--- Task goal ---
Among the entries below, count the lines that contain the word "Tahun". Write down only the total.

(Data extracted from a collection)
++++++++++
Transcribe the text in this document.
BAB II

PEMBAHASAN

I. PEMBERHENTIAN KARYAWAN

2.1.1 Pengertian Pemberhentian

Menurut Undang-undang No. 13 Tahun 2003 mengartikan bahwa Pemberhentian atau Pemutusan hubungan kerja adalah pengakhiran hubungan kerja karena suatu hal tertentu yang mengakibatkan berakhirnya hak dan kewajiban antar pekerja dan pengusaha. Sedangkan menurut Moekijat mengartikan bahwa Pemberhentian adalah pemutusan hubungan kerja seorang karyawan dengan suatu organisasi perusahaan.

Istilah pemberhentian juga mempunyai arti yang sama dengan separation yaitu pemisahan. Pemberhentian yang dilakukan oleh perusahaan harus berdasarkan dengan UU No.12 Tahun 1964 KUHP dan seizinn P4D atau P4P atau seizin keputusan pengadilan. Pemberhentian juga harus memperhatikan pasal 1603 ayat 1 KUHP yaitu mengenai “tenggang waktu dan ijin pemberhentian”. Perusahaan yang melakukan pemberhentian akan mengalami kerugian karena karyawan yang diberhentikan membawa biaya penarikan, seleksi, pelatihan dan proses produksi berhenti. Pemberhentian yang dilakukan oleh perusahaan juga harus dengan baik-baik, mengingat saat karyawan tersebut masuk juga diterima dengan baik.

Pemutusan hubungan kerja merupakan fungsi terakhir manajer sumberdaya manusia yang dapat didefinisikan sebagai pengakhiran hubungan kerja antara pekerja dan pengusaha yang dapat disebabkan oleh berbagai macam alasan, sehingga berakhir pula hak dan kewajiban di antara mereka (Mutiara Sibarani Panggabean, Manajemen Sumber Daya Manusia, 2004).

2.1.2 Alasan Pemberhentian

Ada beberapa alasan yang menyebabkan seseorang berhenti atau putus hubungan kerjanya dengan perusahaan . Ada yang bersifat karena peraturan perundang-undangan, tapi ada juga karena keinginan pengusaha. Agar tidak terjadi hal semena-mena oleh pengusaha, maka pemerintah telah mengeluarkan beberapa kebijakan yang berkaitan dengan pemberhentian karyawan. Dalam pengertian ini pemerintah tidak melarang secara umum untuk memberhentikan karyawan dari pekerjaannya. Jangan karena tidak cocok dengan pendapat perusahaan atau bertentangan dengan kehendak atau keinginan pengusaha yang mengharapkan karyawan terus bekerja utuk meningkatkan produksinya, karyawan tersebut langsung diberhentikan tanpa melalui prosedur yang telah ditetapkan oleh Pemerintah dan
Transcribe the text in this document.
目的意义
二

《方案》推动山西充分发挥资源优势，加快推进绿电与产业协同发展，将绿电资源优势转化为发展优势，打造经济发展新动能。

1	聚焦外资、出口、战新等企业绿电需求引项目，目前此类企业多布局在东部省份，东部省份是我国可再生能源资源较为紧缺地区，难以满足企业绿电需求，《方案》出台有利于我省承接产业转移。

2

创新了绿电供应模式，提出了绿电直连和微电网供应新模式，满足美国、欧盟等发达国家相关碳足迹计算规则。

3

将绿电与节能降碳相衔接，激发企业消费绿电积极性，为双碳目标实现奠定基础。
++++++++++
--- Task result ---
2